PROBLEM STATEMENT:
Update the listing below so that every occurrence of "gridline" becomes "grid line", leaving all other text unchanged.

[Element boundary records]
## Start
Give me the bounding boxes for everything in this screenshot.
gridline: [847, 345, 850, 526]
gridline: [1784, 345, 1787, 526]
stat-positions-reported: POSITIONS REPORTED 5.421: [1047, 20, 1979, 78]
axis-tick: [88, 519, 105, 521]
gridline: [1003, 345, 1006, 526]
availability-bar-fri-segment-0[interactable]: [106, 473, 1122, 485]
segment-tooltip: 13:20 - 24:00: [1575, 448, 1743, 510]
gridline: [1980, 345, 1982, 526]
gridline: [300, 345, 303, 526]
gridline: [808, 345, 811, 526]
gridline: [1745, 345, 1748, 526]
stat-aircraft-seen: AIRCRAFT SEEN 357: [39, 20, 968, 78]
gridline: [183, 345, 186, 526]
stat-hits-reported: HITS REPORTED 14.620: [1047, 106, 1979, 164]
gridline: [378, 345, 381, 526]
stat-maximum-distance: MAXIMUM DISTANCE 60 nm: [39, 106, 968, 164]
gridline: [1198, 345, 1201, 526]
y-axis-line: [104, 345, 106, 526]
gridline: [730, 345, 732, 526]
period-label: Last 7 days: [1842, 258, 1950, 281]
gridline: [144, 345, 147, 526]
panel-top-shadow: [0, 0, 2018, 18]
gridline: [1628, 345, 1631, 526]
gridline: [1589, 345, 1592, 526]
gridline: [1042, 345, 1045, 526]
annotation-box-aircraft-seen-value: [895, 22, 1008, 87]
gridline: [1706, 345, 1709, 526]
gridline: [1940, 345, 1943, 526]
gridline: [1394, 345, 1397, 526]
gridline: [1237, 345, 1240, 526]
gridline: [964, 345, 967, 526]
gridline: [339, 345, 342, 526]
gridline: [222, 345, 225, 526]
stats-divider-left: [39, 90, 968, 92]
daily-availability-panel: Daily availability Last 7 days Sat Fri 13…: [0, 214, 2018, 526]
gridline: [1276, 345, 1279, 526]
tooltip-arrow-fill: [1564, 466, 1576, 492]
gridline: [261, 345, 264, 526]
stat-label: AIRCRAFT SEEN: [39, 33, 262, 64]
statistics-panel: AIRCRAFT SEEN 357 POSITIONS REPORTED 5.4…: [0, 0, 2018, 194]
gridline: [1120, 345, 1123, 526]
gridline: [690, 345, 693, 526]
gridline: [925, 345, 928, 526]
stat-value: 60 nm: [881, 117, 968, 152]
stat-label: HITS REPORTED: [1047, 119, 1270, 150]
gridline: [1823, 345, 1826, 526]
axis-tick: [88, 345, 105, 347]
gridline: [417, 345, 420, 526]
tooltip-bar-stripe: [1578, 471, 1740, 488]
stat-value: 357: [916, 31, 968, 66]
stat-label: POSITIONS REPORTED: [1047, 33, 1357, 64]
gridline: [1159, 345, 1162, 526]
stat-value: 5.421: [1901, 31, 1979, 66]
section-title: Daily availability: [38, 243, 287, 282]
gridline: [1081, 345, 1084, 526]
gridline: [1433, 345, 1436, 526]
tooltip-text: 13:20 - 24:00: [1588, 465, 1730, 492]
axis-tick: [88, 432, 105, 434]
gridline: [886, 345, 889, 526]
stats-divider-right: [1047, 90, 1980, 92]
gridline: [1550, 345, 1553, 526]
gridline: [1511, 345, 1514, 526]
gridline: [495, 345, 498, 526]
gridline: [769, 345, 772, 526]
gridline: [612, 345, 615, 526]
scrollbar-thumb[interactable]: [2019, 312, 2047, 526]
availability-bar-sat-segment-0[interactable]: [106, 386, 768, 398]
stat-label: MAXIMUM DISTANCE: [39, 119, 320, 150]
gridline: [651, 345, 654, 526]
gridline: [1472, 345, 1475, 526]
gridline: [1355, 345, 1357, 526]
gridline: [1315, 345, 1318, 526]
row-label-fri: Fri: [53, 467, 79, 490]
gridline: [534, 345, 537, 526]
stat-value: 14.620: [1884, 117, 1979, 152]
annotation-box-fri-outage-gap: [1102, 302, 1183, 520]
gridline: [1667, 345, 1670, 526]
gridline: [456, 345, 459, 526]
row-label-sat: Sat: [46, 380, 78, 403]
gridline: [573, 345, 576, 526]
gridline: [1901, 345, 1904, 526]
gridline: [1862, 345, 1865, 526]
## End
ANSWER:
Give me the bounding boxes for everything in this screenshot.
grid line: [847, 345, 850, 526]
grid line: [1784, 345, 1787, 526]
stat-positions-reported: POSITIONS REPORTED 5.421: [1047, 20, 1979, 78]
axis-tick: [88, 519, 105, 521]
grid line: [1003, 345, 1006, 526]
availability-bar-fri-segment-0[interactable]: [106, 473, 1122, 485]
segment-tooltip: 13:20 - 24:00: [1575, 448, 1743, 510]
grid line: [1980, 345, 1982, 526]
grid line: [300, 345, 303, 526]
grid line: [808, 345, 811, 526]
grid line: [1745, 345, 1748, 526]
stat-aircraft-seen: AIRCRAFT SEEN 357: [39, 20, 968, 78]
grid line: [183, 345, 186, 526]
stat-hits-reported: HITS REPORTED 14.620: [1047, 106, 1979, 164]
grid line: [378, 345, 381, 526]
stat-maximum-distance: MAXIMUM DISTANCE 60 nm: [39, 106, 968, 164]
grid line: [1198, 345, 1201, 526]
y-axis-line: [104, 345, 106, 526]
grid line: [730, 345, 732, 526]
period-label: Last 7 days: [1842, 258, 1950, 281]
grid line: [144, 345, 147, 526]
panel-top-shadow: [0, 0, 2018, 18]
grid line: [1628, 345, 1631, 526]
grid line: [1589, 345, 1592, 526]
grid line: [1042, 345, 1045, 526]
annotation-box-aircraft-seen-value: [895, 22, 1008, 87]
grid line: [1706, 345, 1709, 526]
grid line: [1940, 345, 1943, 526]
grid line: [1394, 345, 1397, 526]
grid line: [1237, 345, 1240, 526]
grid line: [964, 345, 967, 526]
grid line: [339, 345, 342, 526]
grid line: [222, 345, 225, 526]
stats-divider-left: [39, 90, 968, 92]
daily-availability-panel: Daily availability Last 7 days Sat Fri 13…: [0, 214, 2018, 526]
grid line: [1276, 345, 1279, 526]
tooltip-arrow-fill: [1564, 466, 1576, 492]
grid line: [261, 345, 264, 526]
stat-label: AIRCRAFT SEEN: [39, 33, 262, 64]
statistics-panel: AIRCRAFT SEEN 357 POSITIONS REPORTED 5.4…: [0, 0, 2018, 194]
grid line: [1120, 345, 1123, 526]
grid line: [690, 345, 693, 526]
grid line: [925, 345, 928, 526]
stat-value: 60 nm: [881, 117, 968, 152]
stat-label: HITS REPORTED: [1047, 119, 1270, 150]
grid line: [1823, 345, 1826, 526]
axis-tick: [88, 345, 105, 347]
grid line: [417, 345, 420, 526]
tooltip-bar-stripe: [1578, 471, 1740, 488]
stat-value: 357: [916, 31, 968, 66]
stat-label: POSITIONS REPORTED: [1047, 33, 1357, 64]
grid line: [1159, 345, 1162, 526]
stat-value: 5.421: [1901, 31, 1979, 66]
section-title: Daily availability: [38, 243, 287, 282]
grid line: [1081, 345, 1084, 526]
grid line: [1433, 345, 1436, 526]
tooltip-text: 13:20 - 24:00: [1588, 465, 1730, 492]
axis-tick: [88, 432, 105, 434]
grid line: [886, 345, 889, 526]
stats-divider-right: [1047, 90, 1980, 92]
grid line: [1550, 345, 1553, 526]
grid line: [1511, 345, 1514, 526]
grid line: [495, 345, 498, 526]
grid line: [769, 345, 772, 526]
grid line: [612, 345, 615, 526]
scrollbar-thumb[interactable]: [2019, 312, 2047, 526]
availability-bar-sat-segment-0[interactable]: [106, 386, 768, 398]
stat-label: MAXIMUM DISTANCE: [39, 119, 320, 150]
grid line: [651, 345, 654, 526]
grid line: [1472, 345, 1475, 526]
grid line: [1355, 345, 1357, 526]
grid line: [1315, 345, 1318, 526]
row-label-fri: Fri: [53, 467, 79, 490]
grid line: [534, 345, 537, 526]
stat-value: 14.620: [1884, 117, 1979, 152]
annotation-box-fri-outage-gap: [1102, 302, 1183, 520]
grid line: [1667, 345, 1670, 526]
grid line: [456, 345, 459, 526]
row-label-sat: Sat: [46, 380, 78, 403]
grid line: [573, 345, 576, 526]
grid line: [1901, 345, 1904, 526]
grid line: [1862, 345, 1865, 526]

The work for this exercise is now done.